──────── Data listing ────────

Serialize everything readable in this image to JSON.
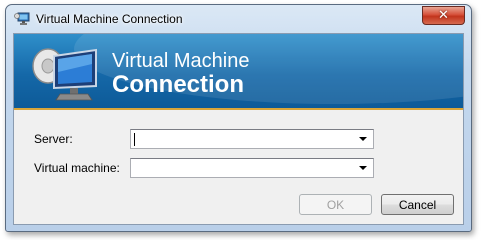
{
  "window": {
    "title": "Virtual Machine Connection"
  },
  "titlebar": {
    "close_label": "✕"
  },
  "banner": {
    "line1": "Virtual Machine",
    "line2": "Connection"
  },
  "form": {
    "server_label": "Server:",
    "server_value": "",
    "vm_label": "Virtual machine:",
    "vm_value": ""
  },
  "buttons": {
    "ok_label": "OK",
    "ok_enabled": false,
    "cancel_label": "Cancel"
  },
  "colors": {
    "banner": "#1568a8",
    "accent_edge": "#d9a53a",
    "close": "#c2341d"
  },
  "icons": [
    "vm-app-icon",
    "close-icon",
    "vm-monitor-icon",
    "dropdown-arrow-icon"
  ]
}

────────

What is being asked
Repeat the records word for word. Any picture in them should be left out.

Exercise response
Serialize everything readable in this image to JSON.
{
  "window": {
    "title": "Virtual Machine Connection"
  },
  "titlebar": {
    "close_label": "✕"
  },
  "banner": {
    "line1": "Virtual Machine",
    "line2": "Connection"
  },
  "form": {
    "server_label": "Server:",
    "server_value": "",
    "vm_label": "Virtual machine:",
    "vm_value": ""
  },
  "buttons": {
    "ok_label": "OK",
    "ok_enabled": false,
    "cancel_label": "Cancel"
  },
  "colors": {
    "banner": "#1568a8",
    "accent_edge": "#d9a53a",
    "close": "#c2341d"
  },
  "icons": [
    "vm-app-icon",
    "close-icon",
    "vm-monitor-icon",
    "dropdown-arrow-icon"
  ]
}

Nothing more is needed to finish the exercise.